- [Task brief]: Return all of the data exactly as written, without the pictures.

- [Data for this task]:

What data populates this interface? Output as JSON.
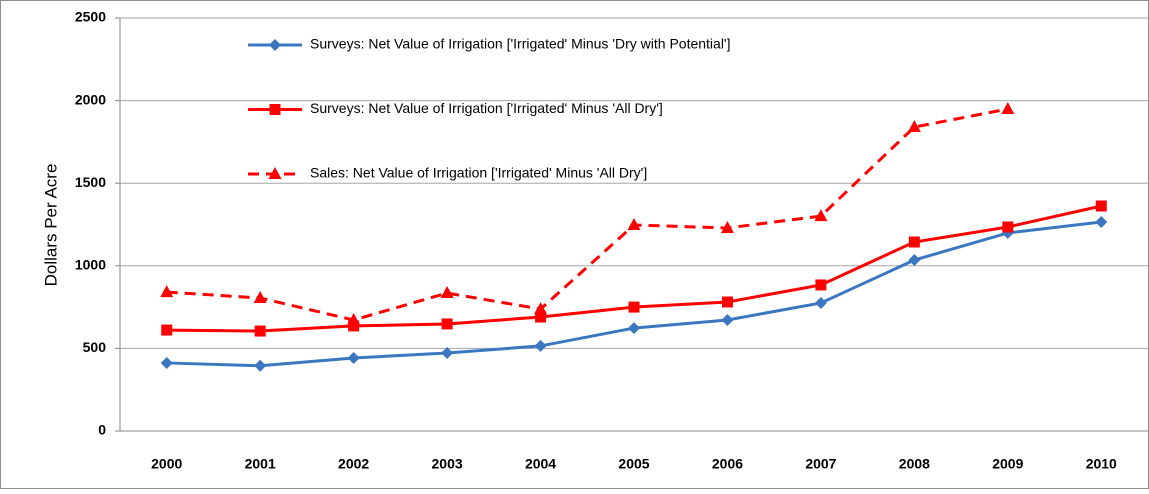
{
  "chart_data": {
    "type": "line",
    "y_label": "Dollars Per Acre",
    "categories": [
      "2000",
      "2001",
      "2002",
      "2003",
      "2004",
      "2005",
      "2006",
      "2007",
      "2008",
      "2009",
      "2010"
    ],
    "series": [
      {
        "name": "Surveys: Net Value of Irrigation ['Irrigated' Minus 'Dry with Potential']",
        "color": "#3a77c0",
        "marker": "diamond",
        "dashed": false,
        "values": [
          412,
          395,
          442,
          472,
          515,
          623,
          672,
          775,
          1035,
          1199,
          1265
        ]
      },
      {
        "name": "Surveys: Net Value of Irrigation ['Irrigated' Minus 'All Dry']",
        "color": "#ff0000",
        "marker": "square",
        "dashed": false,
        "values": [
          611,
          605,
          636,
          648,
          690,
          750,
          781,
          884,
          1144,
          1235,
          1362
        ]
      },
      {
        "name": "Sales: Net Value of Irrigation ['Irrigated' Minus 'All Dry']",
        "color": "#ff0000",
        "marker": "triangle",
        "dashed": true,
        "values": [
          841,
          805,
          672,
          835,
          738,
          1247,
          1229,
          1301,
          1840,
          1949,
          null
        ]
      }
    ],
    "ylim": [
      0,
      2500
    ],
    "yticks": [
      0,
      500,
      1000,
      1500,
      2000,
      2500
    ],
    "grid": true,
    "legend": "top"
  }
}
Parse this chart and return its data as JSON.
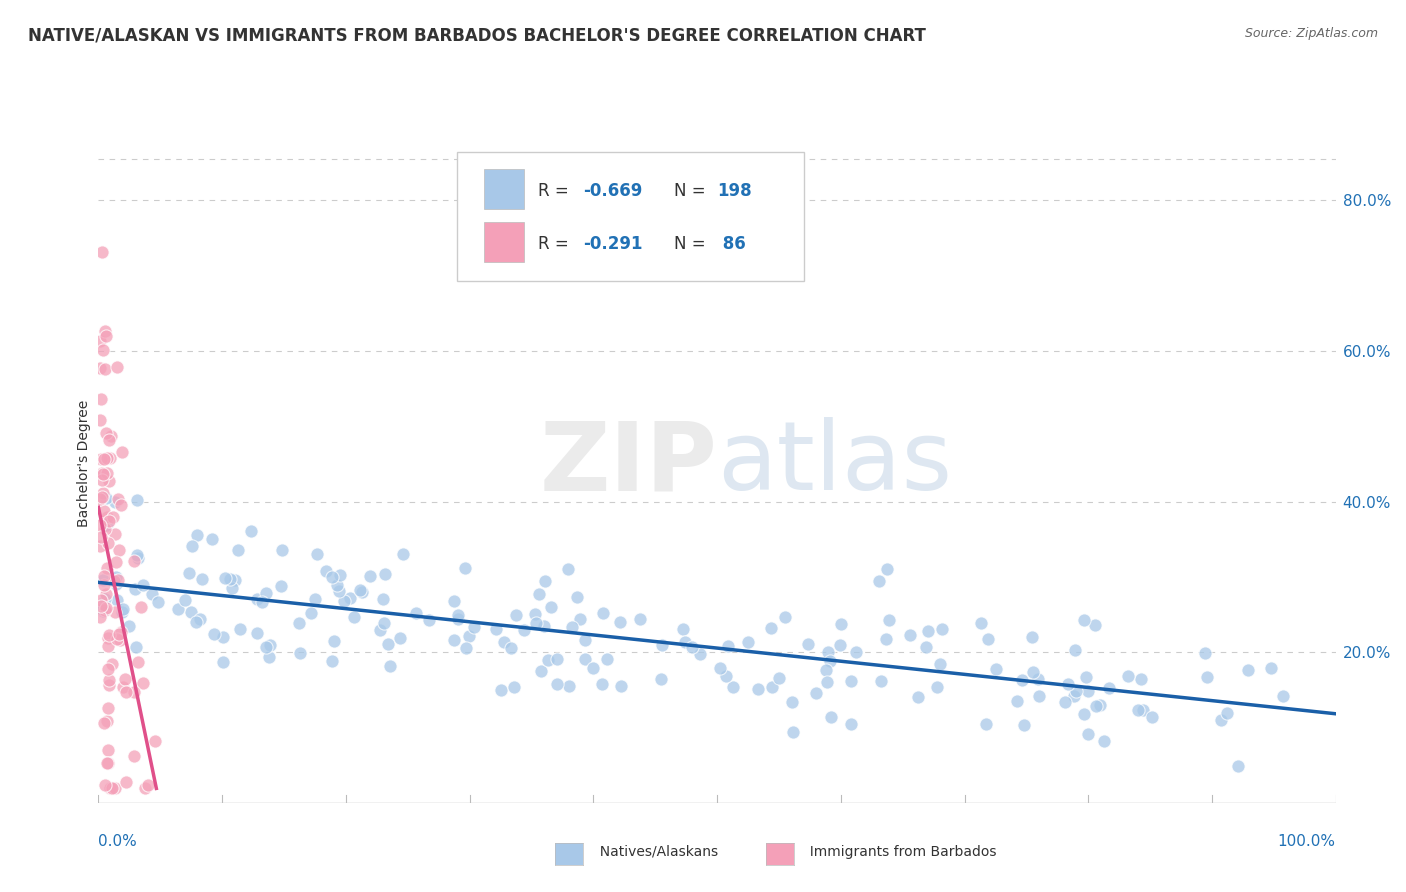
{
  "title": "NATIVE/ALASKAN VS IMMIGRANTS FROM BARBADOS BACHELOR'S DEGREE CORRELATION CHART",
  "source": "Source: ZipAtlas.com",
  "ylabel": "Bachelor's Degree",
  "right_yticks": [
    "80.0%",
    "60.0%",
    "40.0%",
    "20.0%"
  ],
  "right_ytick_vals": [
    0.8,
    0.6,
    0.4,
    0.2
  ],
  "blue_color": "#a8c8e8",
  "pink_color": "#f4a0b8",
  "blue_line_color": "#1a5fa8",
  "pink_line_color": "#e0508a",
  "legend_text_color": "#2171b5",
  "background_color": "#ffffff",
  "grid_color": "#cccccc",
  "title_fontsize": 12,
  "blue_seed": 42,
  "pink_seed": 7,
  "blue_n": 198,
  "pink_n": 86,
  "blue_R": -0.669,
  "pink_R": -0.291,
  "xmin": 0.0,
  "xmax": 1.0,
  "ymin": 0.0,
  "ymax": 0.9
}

- [Exercise output]:
What data populates this interface? Output as JSON.
{
  "chart_data": {
    "type": "line",
    "y_label": "Dollars Per Acre",
    "categories": [
      "2000",
      "2001",
      "2002",
      "2003",
      "2004",
      "2005",
      "2006",
      "2007",
      "2008",
      "2009",
      "2010"
    ],
    "series": [
      {
        "name": "Surveys: Net Value of Irrigation ['Irrigated' Minus 'Dry with Potential']",
        "color": "#3a77c0",
        "marker": "diamond",
        "dashed": false,
        "values": [
          412,
          395,
          442,
          472,
          515,
          623,
          672,
          775,
          1035,
          1199,
          1265
        ]
      },
      {
        "name": "Surveys: Net Value of Irrigation ['Irrigated' Minus 'All Dry']",
        "color": "#ff0000",
        "marker": "square",
        "dashed": false,
        "values": [
          611,
          605,
          636,
          648,
          690,
          750,
          781,
          884,
          1144,
          1235,
          1362
        ]
      },
      {
        "name": "Sales: Net Value of Irrigation ['Irrigated' Minus 'All Dry']",
        "color": "#ff0000",
        "marker": "triangle",
        "dashed": true,
        "values": [
          841,
          805,
          672,
          835,
          738,
          1247,
          1229,
          1301,
          1840,
          1949,
          null
        ]
      }
    ],
    "ylim": [
      0,
      2500
    ],
    "yticks": [
      0,
      500,
      1000,
      1500,
      2000,
      2500
    ],
    "grid": true,
    "legend": "top"
  }
}
Parse this chart and return its data as JSON.
{
  "title": "NATIVE/ALASKAN VS IMMIGRANTS FROM BARBADOS BACHELOR'S DEGREE CORRELATION CHART",
  "source": "Source: ZipAtlas.com",
  "ylabel": "Bachelor's Degree",
  "right_yticks": [
    "80.0%",
    "60.0%",
    "40.0%",
    "20.0%"
  ],
  "right_ytick_vals": [
    0.8,
    0.6,
    0.4,
    0.2
  ],
  "blue_color": "#a8c8e8",
  "pink_color": "#f4a0b8",
  "blue_line_color": "#1a5fa8",
  "pink_line_color": "#e0508a",
  "legend_text_color": "#2171b5",
  "background_color": "#ffffff",
  "grid_color": "#cccccc",
  "title_fontsize": 12,
  "blue_seed": 42,
  "pink_seed": 7,
  "blue_n": 198,
  "pink_n": 86,
  "blue_R": -0.669,
  "pink_R": -0.291,
  "xmin": 0.0,
  "xmax": 1.0,
  "ymin": 0.0,
  "ymax": 0.9
}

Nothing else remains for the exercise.